● **To be done**
Each entry below is to be extracted exactly.

Stored data entries:
* * * * * * *
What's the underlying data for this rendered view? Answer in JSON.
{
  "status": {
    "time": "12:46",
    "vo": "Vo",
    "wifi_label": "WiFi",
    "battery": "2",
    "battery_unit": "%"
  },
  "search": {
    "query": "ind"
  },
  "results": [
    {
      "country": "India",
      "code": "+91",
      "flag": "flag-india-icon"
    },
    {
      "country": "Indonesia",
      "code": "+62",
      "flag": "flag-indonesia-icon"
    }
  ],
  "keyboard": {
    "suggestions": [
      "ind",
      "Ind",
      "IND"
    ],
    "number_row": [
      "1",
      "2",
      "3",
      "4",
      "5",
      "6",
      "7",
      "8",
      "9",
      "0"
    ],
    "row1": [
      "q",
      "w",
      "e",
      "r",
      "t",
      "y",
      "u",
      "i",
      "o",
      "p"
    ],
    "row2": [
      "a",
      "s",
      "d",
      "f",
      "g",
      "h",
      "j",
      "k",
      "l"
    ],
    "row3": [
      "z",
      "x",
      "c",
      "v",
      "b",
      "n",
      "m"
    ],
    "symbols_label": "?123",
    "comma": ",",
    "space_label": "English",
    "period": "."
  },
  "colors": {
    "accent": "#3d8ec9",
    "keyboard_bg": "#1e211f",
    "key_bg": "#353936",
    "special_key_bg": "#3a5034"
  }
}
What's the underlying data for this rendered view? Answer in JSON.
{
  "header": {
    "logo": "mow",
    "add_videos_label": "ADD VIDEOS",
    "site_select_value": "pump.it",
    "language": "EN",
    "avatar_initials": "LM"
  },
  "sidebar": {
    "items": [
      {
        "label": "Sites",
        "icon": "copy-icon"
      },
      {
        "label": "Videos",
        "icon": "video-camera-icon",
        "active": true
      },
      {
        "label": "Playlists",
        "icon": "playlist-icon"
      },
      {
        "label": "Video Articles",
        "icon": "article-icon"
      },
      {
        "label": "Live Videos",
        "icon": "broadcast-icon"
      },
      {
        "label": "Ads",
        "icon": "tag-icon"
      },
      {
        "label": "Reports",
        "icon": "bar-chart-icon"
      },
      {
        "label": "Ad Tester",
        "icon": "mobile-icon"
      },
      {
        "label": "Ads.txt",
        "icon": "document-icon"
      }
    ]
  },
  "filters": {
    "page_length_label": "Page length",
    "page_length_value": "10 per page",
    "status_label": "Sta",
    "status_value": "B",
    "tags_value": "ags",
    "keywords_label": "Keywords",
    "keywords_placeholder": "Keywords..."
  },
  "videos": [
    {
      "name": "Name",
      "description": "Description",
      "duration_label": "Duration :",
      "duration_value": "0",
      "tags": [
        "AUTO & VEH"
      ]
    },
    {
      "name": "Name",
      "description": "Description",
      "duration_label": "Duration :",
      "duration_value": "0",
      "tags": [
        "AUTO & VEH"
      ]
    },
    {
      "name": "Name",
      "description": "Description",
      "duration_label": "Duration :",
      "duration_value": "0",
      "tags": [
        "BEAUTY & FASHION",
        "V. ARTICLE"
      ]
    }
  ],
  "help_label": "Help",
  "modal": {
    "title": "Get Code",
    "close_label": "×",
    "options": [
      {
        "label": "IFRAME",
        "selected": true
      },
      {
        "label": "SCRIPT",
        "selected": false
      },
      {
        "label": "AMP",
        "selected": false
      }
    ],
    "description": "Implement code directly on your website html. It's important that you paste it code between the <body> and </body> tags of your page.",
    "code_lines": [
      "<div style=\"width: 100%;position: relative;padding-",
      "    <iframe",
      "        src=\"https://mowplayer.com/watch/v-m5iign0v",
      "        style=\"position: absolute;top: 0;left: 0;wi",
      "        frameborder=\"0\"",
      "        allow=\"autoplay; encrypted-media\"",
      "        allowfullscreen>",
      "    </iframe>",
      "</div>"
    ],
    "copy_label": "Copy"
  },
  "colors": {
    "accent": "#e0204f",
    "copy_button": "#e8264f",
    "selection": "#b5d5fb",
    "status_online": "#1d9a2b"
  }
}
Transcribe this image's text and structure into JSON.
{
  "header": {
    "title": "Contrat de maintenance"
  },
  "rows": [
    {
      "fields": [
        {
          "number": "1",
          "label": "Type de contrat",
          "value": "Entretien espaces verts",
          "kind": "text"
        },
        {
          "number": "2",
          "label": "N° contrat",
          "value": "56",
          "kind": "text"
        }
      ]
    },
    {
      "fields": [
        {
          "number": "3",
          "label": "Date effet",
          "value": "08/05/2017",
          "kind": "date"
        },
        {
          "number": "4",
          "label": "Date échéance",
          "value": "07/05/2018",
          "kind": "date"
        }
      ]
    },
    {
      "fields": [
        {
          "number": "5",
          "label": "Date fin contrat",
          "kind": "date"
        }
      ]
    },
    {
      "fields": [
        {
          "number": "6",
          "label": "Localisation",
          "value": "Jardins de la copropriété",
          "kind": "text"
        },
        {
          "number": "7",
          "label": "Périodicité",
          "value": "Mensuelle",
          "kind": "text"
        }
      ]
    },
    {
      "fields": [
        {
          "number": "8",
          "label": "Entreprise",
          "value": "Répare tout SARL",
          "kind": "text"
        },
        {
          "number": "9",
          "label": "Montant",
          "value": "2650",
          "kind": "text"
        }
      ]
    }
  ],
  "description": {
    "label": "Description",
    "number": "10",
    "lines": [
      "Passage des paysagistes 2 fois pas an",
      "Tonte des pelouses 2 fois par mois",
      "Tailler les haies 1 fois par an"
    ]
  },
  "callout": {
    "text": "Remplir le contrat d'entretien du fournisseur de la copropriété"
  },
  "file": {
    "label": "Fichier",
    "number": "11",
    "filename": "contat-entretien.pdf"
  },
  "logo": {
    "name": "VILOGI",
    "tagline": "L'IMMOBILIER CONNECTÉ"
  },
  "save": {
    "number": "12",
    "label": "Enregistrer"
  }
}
* * * * * * *
● **Finished task**
What's the underlying data for this rendered view? Answer in JSON.
{
  "status": {
    "time": "12:46",
    "vo": "Vo",
    "wifi_label": "WiFi",
    "battery": "2",
    "battery_unit": "%"
  },
  "search": {
    "query": "ind"
  },
  "results": [
    {
      "country": "India",
      "code": "+91",
      "flag": "flag-india-icon"
    },
    {
      "country": "Indonesia",
      "code": "+62",
      "flag": "flag-indonesia-icon"
    }
  ],
  "keyboard": {
    "suggestions": [
      "ind",
      "Ind",
      "IND"
    ],
    "number_row": [
      "1",
      "2",
      "3",
      "4",
      "5",
      "6",
      "7",
      "8",
      "9",
      "0"
    ],
    "row1": [
      "q",
      "w",
      "e",
      "r",
      "t",
      "y",
      "u",
      "i",
      "o",
      "p"
    ],
    "row2": [
      "a",
      "s",
      "d",
      "f",
      "g",
      "h",
      "j",
      "k",
      "l"
    ],
    "row3": [
      "z",
      "x",
      "c",
      "v",
      "b",
      "n",
      "m"
    ],
    "symbols_label": "?123",
    "comma": ",",
    "space_label": "English",
    "period": "."
  },
  "colors": {
    "accent": "#3d8ec9",
    "keyboard_bg": "#1e211f",
    "key_bg": "#353936",
    "special_key_bg": "#3a5034"
  }
}
What's the underlying data for this rendered view? Answer in JSON.
{
  "header": {
    "logo": "mow",
    "add_videos_label": "ADD VIDEOS",
    "site_select_value": "pump.it",
    "language": "EN",
    "avatar_initials": "LM"
  },
  "sidebar": {
    "items": [
      {
        "label": "Sites",
        "icon": "copy-icon"
      },
      {
        "label": "Videos",
        "icon": "video-camera-icon",
        "active": true
      },
      {
        "label": "Playlists",
        "icon": "playlist-icon"
      },
      {
        "label": "Video Articles",
        "icon": "article-icon"
      },
      {
        "label": "Live Videos",
        "icon": "broadcast-icon"
      },
      {
        "label": "Ads",
        "icon": "tag-icon"
      },
      {
        "label": "Reports",
        "icon": "bar-chart-icon"
      },
      {
        "label": "Ad Tester",
        "icon": "mobile-icon"
      },
      {
        "label": "Ads.txt",
        "icon": "document-icon"
      }
    ]
  },
  "filters": {
    "page_length_label": "Page length",
    "page_length_value": "10 per page",
    "status_label": "Sta",
    "status_value": "B",
    "tags_value": "ags",
    "keywords_label": "Keywords",
    "keywords_placeholder": "Keywords..."
  },
  "videos": [
    {
      "name": "Name",
      "description": "Description",
      "duration_label": "Duration :",
      "duration_value": "0",
      "tags": [
        "AUTO & VEH"
      ]
    },
    {
      "name": "Name",
      "description": "Description",
      "duration_label": "Duration :",
      "duration_value": "0",
      "tags": [
        "AUTO & VEH"
      ]
    },
    {
      "name": "Name",
      "description": "Description",
      "duration_label": "Duration :",
      "duration_value": "0",
      "tags": [
        "BEAUTY & FASHION",
        "V. ARTICLE"
      ]
    }
  ],
  "help_label": "Help",
  "modal": {
    "title": "Get Code",
    "close_label": "×",
    "options": [
      {
        "label": "IFRAME",
        "selected": true
      },
      {
        "label": "SCRIPT",
        "selected": false
      },
      {
        "label": "AMP",
        "selected": false
      }
    ],
    "description": "Implement code directly on your website html. It's important that you paste it code between the <body> and </body> tags of your page.",
    "code_lines": [
      "<div style=\"width: 100%;position: relative;padding-",
      "    <iframe",
      "        src=\"https://mowplayer.com/watch/v-m5iign0v",
      "        style=\"position: absolute;top: 0;left: 0;wi",
      "        frameborder=\"0\"",
      "        allow=\"autoplay; encrypted-media\"",
      "        allowfullscreen>",
      "    </iframe>",
      "</div>"
    ],
    "copy_label": "Copy"
  },
  "colors": {
    "accent": "#e0204f",
    "copy_button": "#e8264f",
    "selection": "#b5d5fb",
    "status_online": "#1d9a2b"
  }
}
Transcribe this image's text and structure into JSON.
{
  "header": {
    "title": "Contrat de maintenance"
  },
  "rows": [
    {
      "fields": [
        {
          "number": "1",
          "label": "Type de contrat",
          "value": "Entretien espaces verts",
          "kind": "text"
        },
        {
          "number": "2",
          "label": "N° contrat",
          "value": "56",
          "kind": "text"
        }
      ]
    },
    {
      "fields": [
        {
          "number": "3",
          "label": "Date effet",
          "value": "08/05/2017",
          "kind": "date"
        },
        {
          "number": "4",
          "label": "Date échéance",
          "value": "07/05/2018",
          "kind": "date"
        }
      ]
    },
    {
      "fields": [
        {
          "number": "5",
          "label": "Date fin contrat",
          "kind": "date"
        }
      ]
    },
    {
      "fields": [
        {
          "number": "6",
          "label": "Localisation",
          "value": "Jardins de la copropriété",
          "kind": "text"
        },
        {
          "number": "7",
          "label": "Périodicité",
          "value": "Mensuelle",
          "kind": "text"
        }
      ]
    },
    {
      "fields": [
        {
          "number": "8",
          "label": "Entreprise",
          "value": "Répare tout SARL",
          "kind": "text"
        },
        {
          "number": "9",
          "label": "Montant",
          "value": "2650",
          "kind": "text"
        }
      ]
    }
  ],
  "description": {
    "label": "Description",
    "number": "10",
    "lines": [
      "Passage des paysagistes 2 fois pas an",
      "Tonte des pelouses 2 fois par mois",
      "Tailler les haies 1 fois par an"
    ]
  },
  "callout": {
    "text": "Remplir le contrat d'entretien du fournisseur de la copropriété"
  },
  "file": {
    "label": "Fichier",
    "number": "11",
    "filename": "contat-entretien.pdf"
  },
  "logo": {
    "name": "VILOGI",
    "tagline": "L'IMMOBILIER CONNECTÉ"
  },
  "save": {
    "number": "12",
    "label": "Enregistrer"
  }
}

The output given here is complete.